# WHAT THE TASK REQUIRES:
Every entry must be duplicated precisely as written.

(Stored data)
▬▬▬
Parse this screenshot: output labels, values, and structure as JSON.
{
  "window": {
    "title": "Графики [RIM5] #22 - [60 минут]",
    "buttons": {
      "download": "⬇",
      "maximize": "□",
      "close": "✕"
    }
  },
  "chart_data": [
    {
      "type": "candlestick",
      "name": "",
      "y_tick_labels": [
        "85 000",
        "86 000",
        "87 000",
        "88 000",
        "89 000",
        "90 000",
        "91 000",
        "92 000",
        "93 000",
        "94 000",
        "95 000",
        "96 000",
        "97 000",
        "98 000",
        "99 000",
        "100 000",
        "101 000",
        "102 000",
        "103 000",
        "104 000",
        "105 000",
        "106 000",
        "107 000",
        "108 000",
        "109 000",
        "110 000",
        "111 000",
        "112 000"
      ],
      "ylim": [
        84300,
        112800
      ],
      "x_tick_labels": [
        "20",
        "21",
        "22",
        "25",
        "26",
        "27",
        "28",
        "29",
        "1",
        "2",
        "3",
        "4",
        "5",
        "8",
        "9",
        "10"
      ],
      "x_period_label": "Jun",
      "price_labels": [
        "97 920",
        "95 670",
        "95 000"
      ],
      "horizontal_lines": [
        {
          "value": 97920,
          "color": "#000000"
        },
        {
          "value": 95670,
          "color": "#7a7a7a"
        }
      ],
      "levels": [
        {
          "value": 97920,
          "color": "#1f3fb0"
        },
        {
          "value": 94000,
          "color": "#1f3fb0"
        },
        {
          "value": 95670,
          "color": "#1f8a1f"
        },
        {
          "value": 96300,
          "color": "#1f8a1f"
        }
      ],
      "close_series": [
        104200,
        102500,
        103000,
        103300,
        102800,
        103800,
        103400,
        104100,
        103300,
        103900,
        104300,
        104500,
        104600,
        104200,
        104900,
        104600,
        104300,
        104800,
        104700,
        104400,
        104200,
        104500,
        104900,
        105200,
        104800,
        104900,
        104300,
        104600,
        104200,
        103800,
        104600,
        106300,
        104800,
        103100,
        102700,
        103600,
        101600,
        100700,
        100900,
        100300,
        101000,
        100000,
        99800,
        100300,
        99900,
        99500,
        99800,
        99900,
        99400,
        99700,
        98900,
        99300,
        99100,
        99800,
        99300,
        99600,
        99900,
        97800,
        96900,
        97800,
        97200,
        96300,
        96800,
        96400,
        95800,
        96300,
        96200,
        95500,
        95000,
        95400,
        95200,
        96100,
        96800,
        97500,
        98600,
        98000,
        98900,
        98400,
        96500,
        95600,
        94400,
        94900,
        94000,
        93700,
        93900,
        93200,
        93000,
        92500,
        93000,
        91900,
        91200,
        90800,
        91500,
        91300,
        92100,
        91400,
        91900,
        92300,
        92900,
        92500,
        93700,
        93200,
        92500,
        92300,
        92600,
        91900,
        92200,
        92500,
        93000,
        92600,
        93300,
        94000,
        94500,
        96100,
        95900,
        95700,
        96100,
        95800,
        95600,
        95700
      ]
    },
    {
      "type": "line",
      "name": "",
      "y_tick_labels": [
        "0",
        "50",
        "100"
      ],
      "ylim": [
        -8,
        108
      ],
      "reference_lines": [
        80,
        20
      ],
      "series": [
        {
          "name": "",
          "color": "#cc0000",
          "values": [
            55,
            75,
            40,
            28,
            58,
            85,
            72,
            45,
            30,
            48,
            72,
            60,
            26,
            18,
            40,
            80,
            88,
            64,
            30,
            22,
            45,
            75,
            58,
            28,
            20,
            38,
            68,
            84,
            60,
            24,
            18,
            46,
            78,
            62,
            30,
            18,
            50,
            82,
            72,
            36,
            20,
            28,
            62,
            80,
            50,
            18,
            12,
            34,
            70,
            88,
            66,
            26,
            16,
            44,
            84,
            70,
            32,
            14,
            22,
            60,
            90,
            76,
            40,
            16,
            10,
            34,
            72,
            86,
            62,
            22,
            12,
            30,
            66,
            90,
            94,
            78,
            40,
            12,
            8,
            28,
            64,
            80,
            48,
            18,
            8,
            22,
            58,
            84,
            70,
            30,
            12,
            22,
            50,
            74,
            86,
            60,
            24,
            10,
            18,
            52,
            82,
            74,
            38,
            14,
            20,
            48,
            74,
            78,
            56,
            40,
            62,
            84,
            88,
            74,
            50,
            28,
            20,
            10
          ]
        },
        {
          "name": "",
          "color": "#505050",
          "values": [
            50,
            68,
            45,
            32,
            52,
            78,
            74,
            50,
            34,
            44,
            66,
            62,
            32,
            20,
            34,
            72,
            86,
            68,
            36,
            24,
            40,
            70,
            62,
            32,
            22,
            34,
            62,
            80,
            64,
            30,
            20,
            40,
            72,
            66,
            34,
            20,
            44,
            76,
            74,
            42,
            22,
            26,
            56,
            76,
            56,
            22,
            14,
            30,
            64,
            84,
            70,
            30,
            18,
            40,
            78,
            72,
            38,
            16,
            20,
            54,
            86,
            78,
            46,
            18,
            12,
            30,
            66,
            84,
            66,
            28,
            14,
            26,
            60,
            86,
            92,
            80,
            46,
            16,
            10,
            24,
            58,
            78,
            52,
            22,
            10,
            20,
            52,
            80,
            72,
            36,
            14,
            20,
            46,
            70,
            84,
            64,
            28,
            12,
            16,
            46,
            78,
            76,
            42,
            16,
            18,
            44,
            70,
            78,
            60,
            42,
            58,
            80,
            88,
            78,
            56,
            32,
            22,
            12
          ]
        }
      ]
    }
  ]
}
▬▬▬
# EXPECTED ANSWER:
Parse this screenshot: output labels, values, and structure as JSON.
{
  "window": {
    "title": "Графики [RIM5] #22 - [60 минут]",
    "buttons": {
      "download": "⬇",
      "maximize": "□",
      "close": "✕"
    }
  },
  "chart_data": [
    {
      "type": "candlestick",
      "name": "",
      "y_tick_labels": [
        "85 000",
        "86 000",
        "87 000",
        "88 000",
        "89 000",
        "90 000",
        "91 000",
        "92 000",
        "93 000",
        "94 000",
        "95 000",
        "96 000",
        "97 000",
        "98 000",
        "99 000",
        "100 000",
        "101 000",
        "102 000",
        "103 000",
        "104 000",
        "105 000",
        "106 000",
        "107 000",
        "108 000",
        "109 000",
        "110 000",
        "111 000",
        "112 000"
      ],
      "ylim": [
        84300,
        112800
      ],
      "x_tick_labels": [
        "20",
        "21",
        "22",
        "25",
        "26",
        "27",
        "28",
        "29",
        "1",
        "2",
        "3",
        "4",
        "5",
        "8",
        "9",
        "10"
      ],
      "x_period_label": "Jun",
      "price_labels": [
        "97 920",
        "95 670",
        "95 000"
      ],
      "horizontal_lines": [
        {
          "value": 97920,
          "color": "#000000"
        },
        {
          "value": 95670,
          "color": "#7a7a7a"
        }
      ],
      "levels": [
        {
          "value": 97920,
          "color": "#1f3fb0"
        },
        {
          "value": 94000,
          "color": "#1f3fb0"
        },
        {
          "value": 95670,
          "color": "#1f8a1f"
        },
        {
          "value": 96300,
          "color": "#1f8a1f"
        }
      ],
      "close_series": [
        104200,
        102500,
        103000,
        103300,
        102800,
        103800,
        103400,
        104100,
        103300,
        103900,
        104300,
        104500,
        104600,
        104200,
        104900,
        104600,
        104300,
        104800,
        104700,
        104400,
        104200,
        104500,
        104900,
        105200,
        104800,
        104900,
        104300,
        104600,
        104200,
        103800,
        104600,
        106300,
        104800,
        103100,
        102700,
        103600,
        101600,
        100700,
        100900,
        100300,
        101000,
        100000,
        99800,
        100300,
        99900,
        99500,
        99800,
        99900,
        99400,
        99700,
        98900,
        99300,
        99100,
        99800,
        99300,
        99600,
        99900,
        97800,
        96900,
        97800,
        97200,
        96300,
        96800,
        96400,
        95800,
        96300,
        96200,
        95500,
        95000,
        95400,
        95200,
        96100,
        96800,
        97500,
        98600,
        98000,
        98900,
        98400,
        96500,
        95600,
        94400,
        94900,
        94000,
        93700,
        93900,
        93200,
        93000,
        92500,
        93000,
        91900,
        91200,
        90800,
        91500,
        91300,
        92100,
        91400,
        91900,
        92300,
        92900,
        92500,
        93700,
        93200,
        92500,
        92300,
        92600,
        91900,
        92200,
        92500,
        93000,
        92600,
        93300,
        94000,
        94500,
        96100,
        95900,
        95700,
        96100,
        95800,
        95600,
        95700
      ]
    },
    {
      "type": "line",
      "name": "",
      "y_tick_labels": [
        "0",
        "50",
        "100"
      ],
      "ylim": [
        -8,
        108
      ],
      "reference_lines": [
        80,
        20
      ],
      "series": [
        {
          "name": "",
          "color": "#cc0000",
          "values": [
            55,
            75,
            40,
            28,
            58,
            85,
            72,
            45,
            30,
            48,
            72,
            60,
            26,
            18,
            40,
            80,
            88,
            64,
            30,
            22,
            45,
            75,
            58,
            28,
            20,
            38,
            68,
            84,
            60,
            24,
            18,
            46,
            78,
            62,
            30,
            18,
            50,
            82,
            72,
            36,
            20,
            28,
            62,
            80,
            50,
            18,
            12,
            34,
            70,
            88,
            66,
            26,
            16,
            44,
            84,
            70,
            32,
            14,
            22,
            60,
            90,
            76,
            40,
            16,
            10,
            34,
            72,
            86,
            62,
            22,
            12,
            30,
            66,
            90,
            94,
            78,
            40,
            12,
            8,
            28,
            64,
            80,
            48,
            18,
            8,
            22,
            58,
            84,
            70,
            30,
            12,
            22,
            50,
            74,
            86,
            60,
            24,
            10,
            18,
            52,
            82,
            74,
            38,
            14,
            20,
            48,
            74,
            78,
            56,
            40,
            62,
            84,
            88,
            74,
            50,
            28,
            20,
            10
          ]
        },
        {
          "name": "",
          "color": "#505050",
          "values": [
            50,
            68,
            45,
            32,
            52,
            78,
            74,
            50,
            34,
            44,
            66,
            62,
            32,
            20,
            34,
            72,
            86,
            68,
            36,
            24,
            40,
            70,
            62,
            32,
            22,
            34,
            62,
            80,
            64,
            30,
            20,
            40,
            72,
            66,
            34,
            20,
            44,
            76,
            74,
            42,
            22,
            26,
            56,
            76,
            56,
            22,
            14,
            30,
            64,
            84,
            70,
            30,
            18,
            40,
            78,
            72,
            38,
            16,
            20,
            54,
            86,
            78,
            46,
            18,
            12,
            30,
            66,
            84,
            66,
            28,
            14,
            26,
            60,
            86,
            92,
            80,
            46,
            16,
            10,
            24,
            58,
            78,
            52,
            22,
            10,
            20,
            52,
            80,
            72,
            36,
            14,
            20,
            46,
            70,
            84,
            64,
            28,
            12,
            16,
            46,
            78,
            76,
            42,
            16,
            18,
            44,
            70,
            78,
            60,
            42,
            58,
            80,
            88,
            78,
            56,
            32,
            22,
            12
          ]
        }
      ]
    }
  ]
}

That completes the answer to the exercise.